__Exercise details__
Scan the material that follows. Copy every line containing the word "label".

[Dataset items]
BEGIN
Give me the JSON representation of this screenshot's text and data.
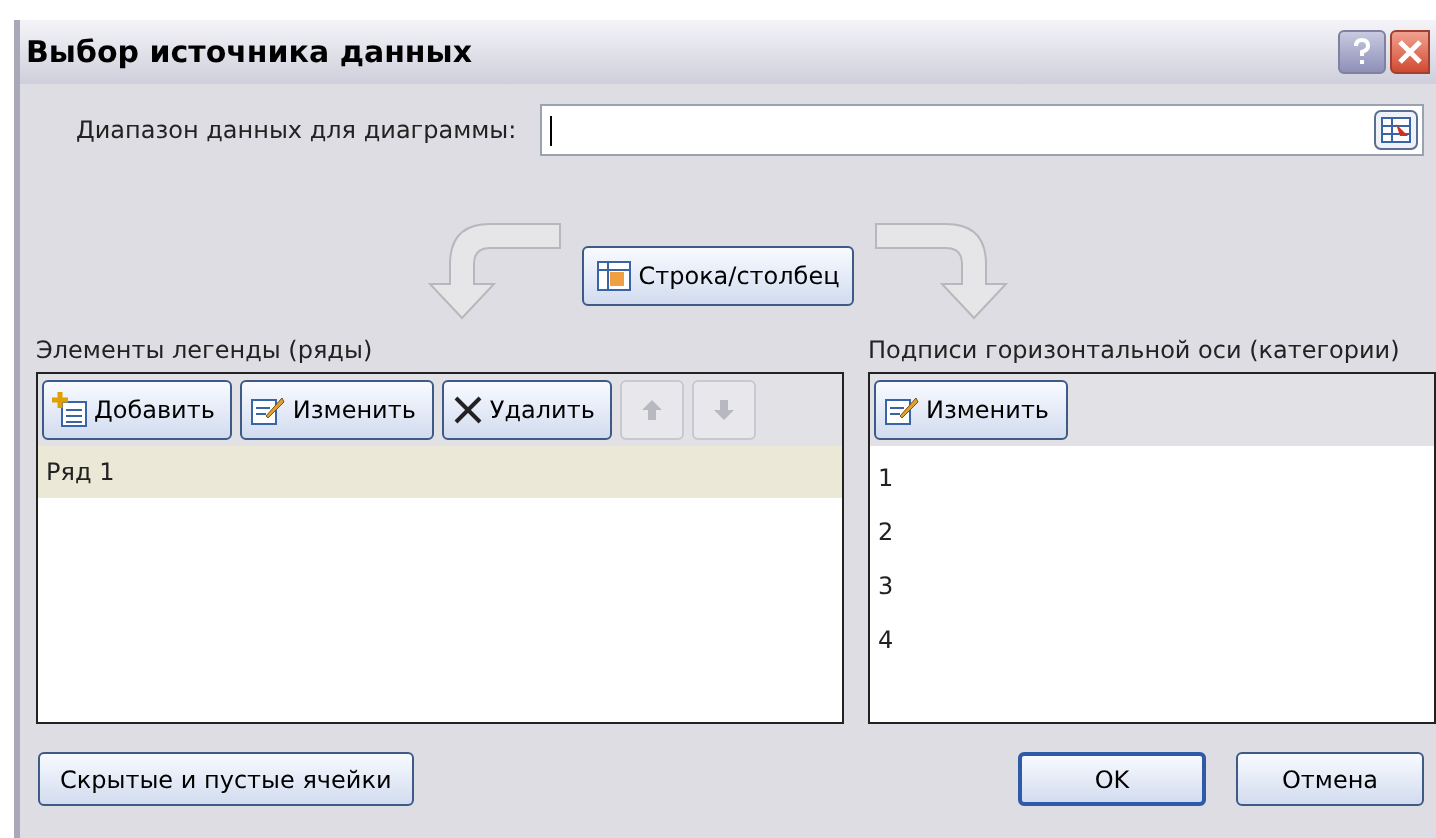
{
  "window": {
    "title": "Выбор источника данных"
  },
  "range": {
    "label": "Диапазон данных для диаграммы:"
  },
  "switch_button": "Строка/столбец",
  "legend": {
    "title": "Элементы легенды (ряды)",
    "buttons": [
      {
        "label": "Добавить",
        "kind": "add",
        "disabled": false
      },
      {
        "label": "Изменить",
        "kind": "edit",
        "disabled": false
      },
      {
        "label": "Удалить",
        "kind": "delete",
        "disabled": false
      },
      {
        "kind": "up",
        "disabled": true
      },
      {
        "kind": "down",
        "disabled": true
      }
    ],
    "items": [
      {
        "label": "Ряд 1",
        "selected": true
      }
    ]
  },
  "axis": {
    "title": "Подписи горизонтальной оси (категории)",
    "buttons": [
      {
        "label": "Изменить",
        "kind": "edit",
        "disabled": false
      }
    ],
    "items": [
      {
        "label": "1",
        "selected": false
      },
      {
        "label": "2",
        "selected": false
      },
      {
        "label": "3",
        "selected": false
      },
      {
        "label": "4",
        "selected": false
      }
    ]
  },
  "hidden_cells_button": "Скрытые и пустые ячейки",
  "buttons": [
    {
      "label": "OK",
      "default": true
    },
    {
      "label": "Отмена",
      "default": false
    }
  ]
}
END
__Final result__
    "label": "Диапазон данных для диаграммы:"
        "label": "Добавить",
        "label": "Изменить",
        "label": "Удалить",
        "label": "Ряд 1",
        "label": "Изменить",
        "label": "1",
        "label": "2",
        "label": "3",
        "label": "4",
      "label": "OK",
      "label": "Отмена",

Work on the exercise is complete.